* **Records excerpted from a collection**:
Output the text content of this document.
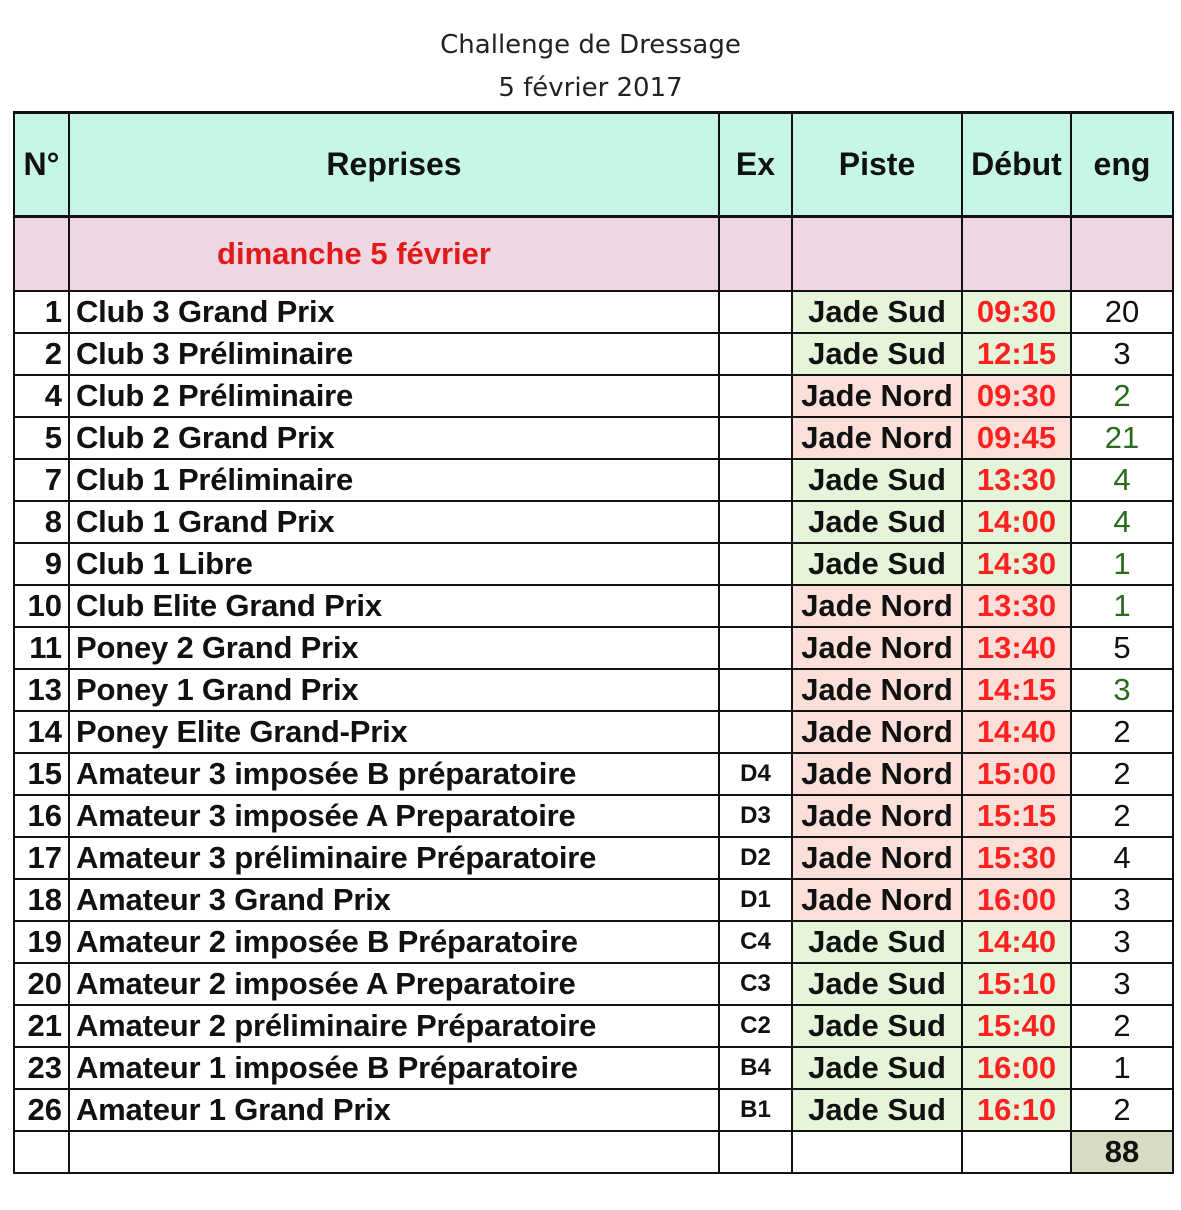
Challenge de Dressage
5 février 2017
N°	Reprises	Ex	Piste	Début	eng
	dimanche 5 février				
1	Club 3 Grand Prix		Jade Sud	09:30	20
2	Club 3 Préliminaire		Jade Sud	12:15	3
4	Club 2 Préliminaire		Jade Nord	09:30	2
5	Club 2 Grand Prix		Jade Nord	09:45	21
7	Club 1 Préliminaire		Jade Sud	13:30	4
8	Club 1 Grand Prix		Jade Sud	14:00	4
9	Club 1 Libre		Jade Sud	14:30	1
10	Club Elite Grand Prix		Jade Nord	13:30	1
11	Poney 2 Grand Prix		Jade Nord	13:40	5
13	Poney 1 Grand Prix		Jade Nord	14:15	3
14	Poney Elite Grand-Prix		Jade Nord	14:40	2
15	Amateur 3 imposée B préparatoire	D4	Jade Nord	15:00	2
16	Amateur 3 imposée A Preparatoire	D3	Jade Nord	15:15	2
17	Amateur 3 préliminaire Préparatoire	D2	Jade Nord	15:30	4
18	Amateur 3 Grand Prix	D1	Jade Nord	16:00	3
19	Amateur 2 imposée B Préparatoire	C4	Jade Sud	14:40	3
20	Amateur 2 imposée A Preparatoire	C3	Jade Sud	15:10	3
21	Amateur 2 préliminaire Préparatoire	C2	Jade Sud	15:40	2
23	Amateur 1 imposée B Préparatoire	B4	Jade Sud	16:00	1
26	Amateur 1 Grand Prix	B1	Jade Sud	16:10	2
					88
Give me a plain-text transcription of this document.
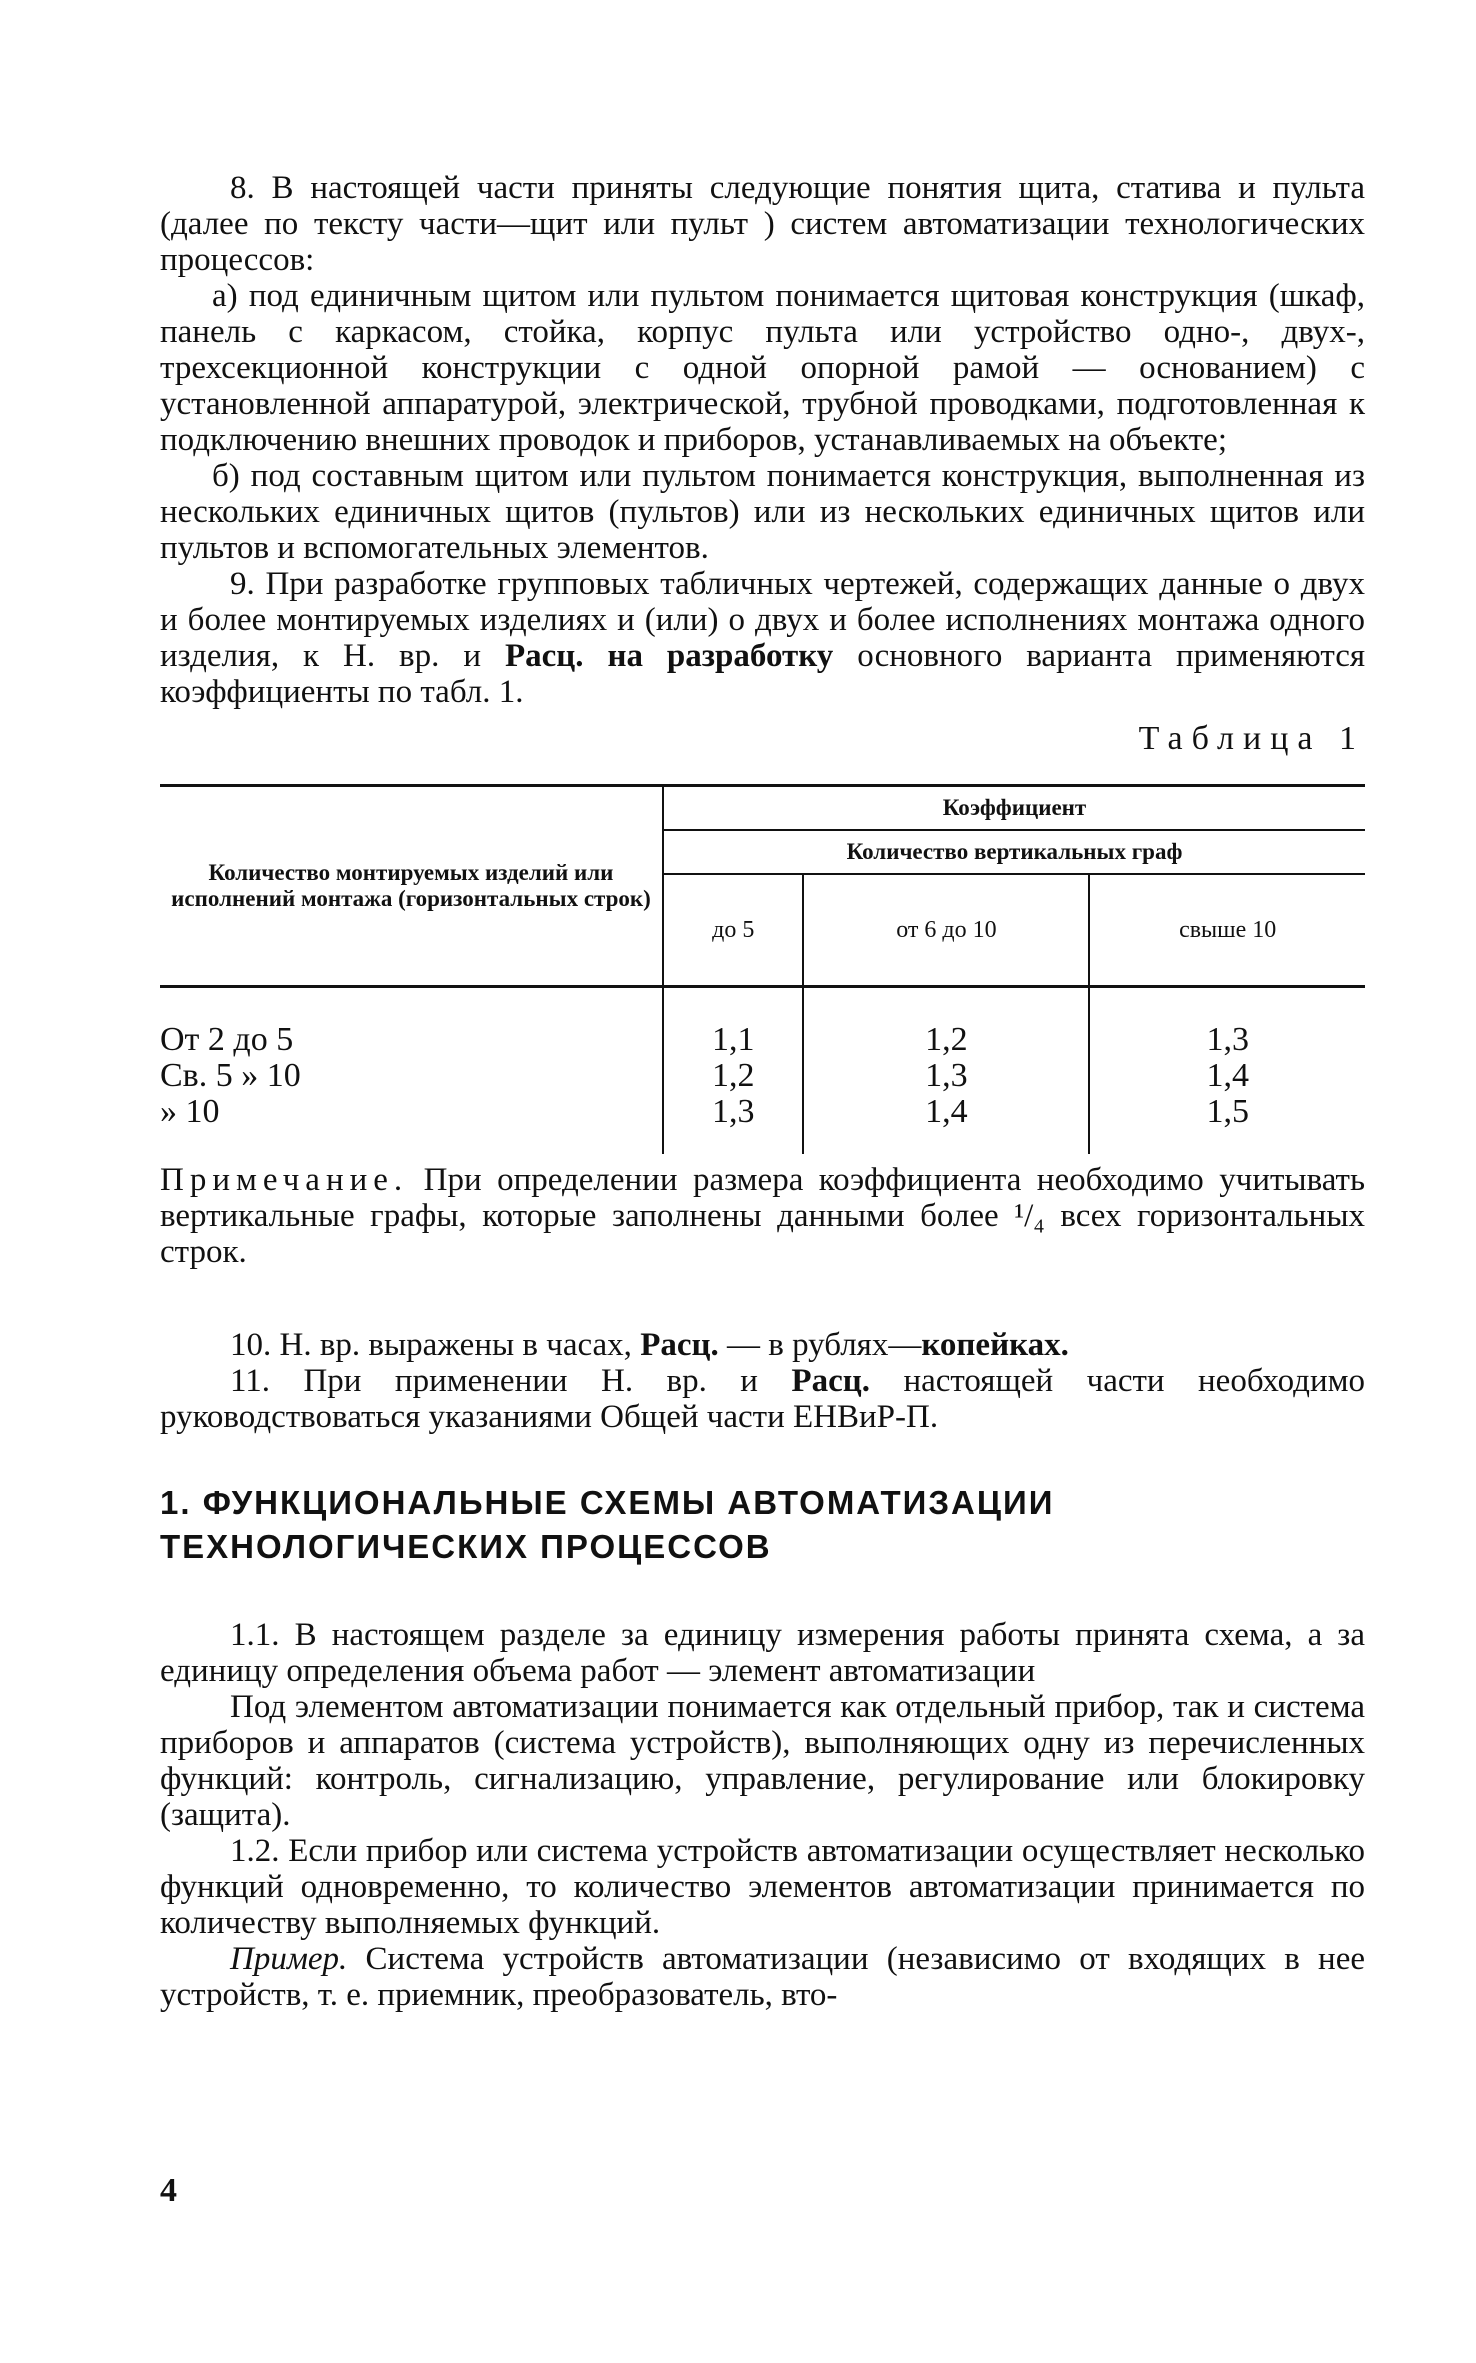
8. В настоящей части приняты следующие понятия щита, статива и пульта (далее по тексту части—щит или пульт ) систем автоматизации технологических процессов:

а) под единичным щитом или пультом понимается щитовая конструкция (шкаф, панель с каркасом, стойка, корпус пульта или устройство одно-, двух-, трехсекционной конструкции с одной опорной рамой — основанием) с установленной аппаратурой, электрической, трубной проводками, подготовленная к подключению внешних проводок и приборов, устанавливаемых на объекте;

б) под составным щитом или пультом понимается конструкция, выполненная из нескольких единичных щитов (пультов) или из нескольких единичных щитов или пультов и вспомогательных элементов.

9. При разработке групповых табличных чертежей, содержащих данные о двух и более монтируемых изделиях и (или) о двух и более исполнениях монтажа одного изделия, к Н. вр. и Расц. на разработку основного варианта применяются коэффициенты по табл. 1.

Таблица 1
Количество монтируемых изделий или исполнений монтажа (горизонтальных строк)	Коэффициент		
	Количество вертикальных граф		
	до 5	от 6 до 10	свыше 10
От 2 до 5	1,1	1,2	1,3
Св. 5 » 10	1,2	1,3	1,4
» 10	1,3	1,4	1,5

Примечание. При определении размера коэффициента необходимо учитывать вертикальные графы, которые заполнены данными более ¹/₄ всех горизонтальных строк.

10. Н. вр. выражены в часах, Расц. — в рублях—копейках.

11. При применении Н. вр. и Расц. настоящей части необходимо руководствоваться указаниями Общей части ЕНВиР-П.

1. ФУНКЦИОНАЛЬНЫЕ СХЕМЫ АВТОМАТИЗАЦИИ
ТЕХНОЛОГИЧЕСКИХ ПРОЦЕССОВ

1.1. В настоящем разделе за единицу измерения работы принята схема, а за единицу определения объема работ — элемент автоматизации

Под элементом автоматизации понимается как отдельный прибор, так и система приборов и аппаратов (система устройств), выполняющих одну из перечисленных функций: контроль, сигнализацию, управление, регулирование или блокировку (защита).

1.2. Если прибор или система устройств автоматизации осуществляет несколько функций одновременно, то количество элементов автоматизации принимается по количеству выполняемых функций.

Пример. Система устройств автоматизации (независимо от входящих в нее устройств, т. е. приемник, преобразователь, вто-

4
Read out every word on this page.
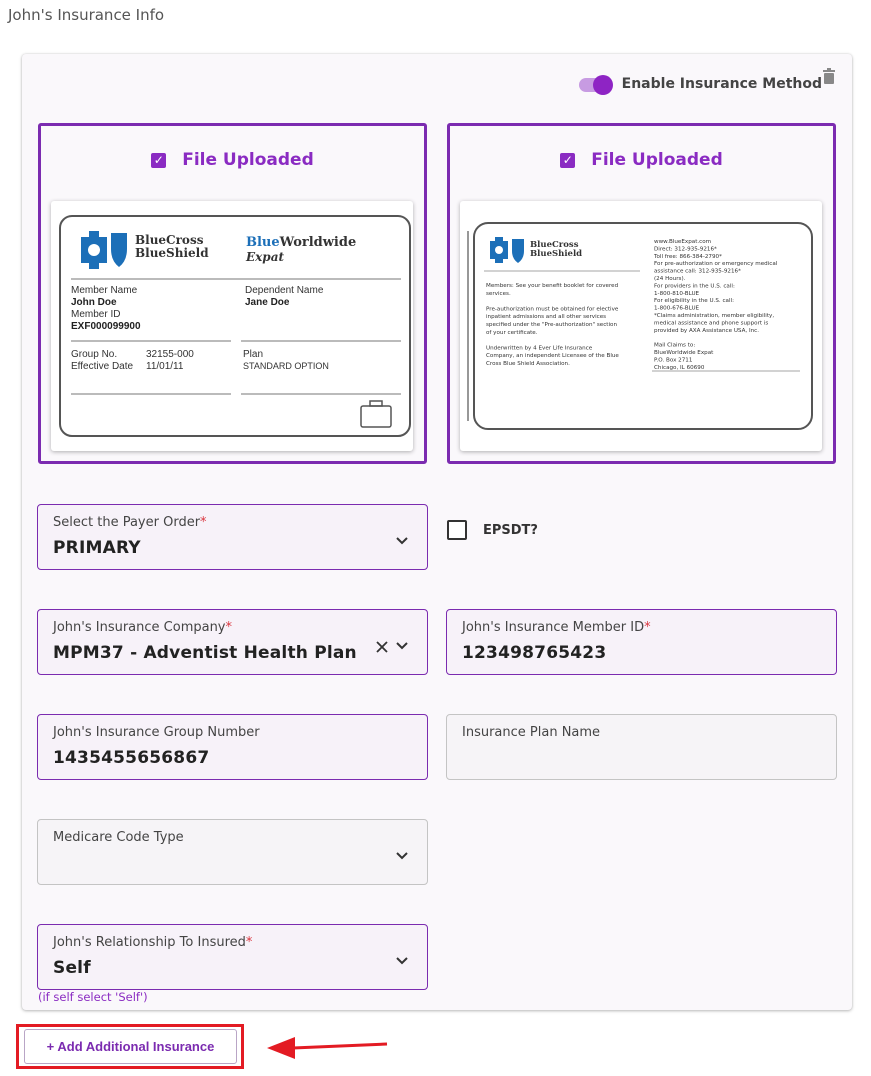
John's Insurance Info
Enable Insurance Method
✓ File Uploaded
BlueCross
BlueShield
BlueWorldwide
Expat
Member Name
John Doe
Member ID
EXF000099900
Dependent Name
Jane Doe
Group No.	32155-000
Effective Date 11/01/11
Plan
STANDARD OPTION
✓ File Uploaded
BlueCross
BlueShield
Members: See your benefit booklet for covered
services.
Pre-authorization must be obtained for elective
inpatient admissions and all other services
specified under the "Pre-authorization" section
of your certificate.
Underwritten by 4 Ever Life Insurance
Company, an independent Licensee of the Blue
Cross Blue Shield Association.
www.BlueExpat.com
Direct: 312-935-9216*
Toll free: 866-384-2790*
For pre-authorization or emergency medical
assistance call: 312-935-9216*
(24 Hours).
For providers in the U.S. call:
1-800-810-BLUE
For eligibility in the U.S. call:
1-800-676-BLUE
*Claims administration, member eligibility,
medical assistance and phone support is
provided by AXA Assistance USA, Inc.
Mail Claims to:
BlueWorldwide Expat
P.O. Box 2711
Chicago, IL 60690
Select the Payer Order*
PRIMARY
EPSDT?
John's Insurance Company*
MPM37 - Adventist Health Plan
John's Insurance Member ID*
123498765423
John's Insurance Group Number
1435455656867
Insurance Plan Name
Medicare Code Type
John's Relationship To Insured*
Self
(if self select 'Self')
+ Add Additional Insurance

* **Request**: Each line in the data that holds the string "text" should be found and copied.

* **Task output**:
Output the text content of this document.
Give me a plain-text transcription of this document.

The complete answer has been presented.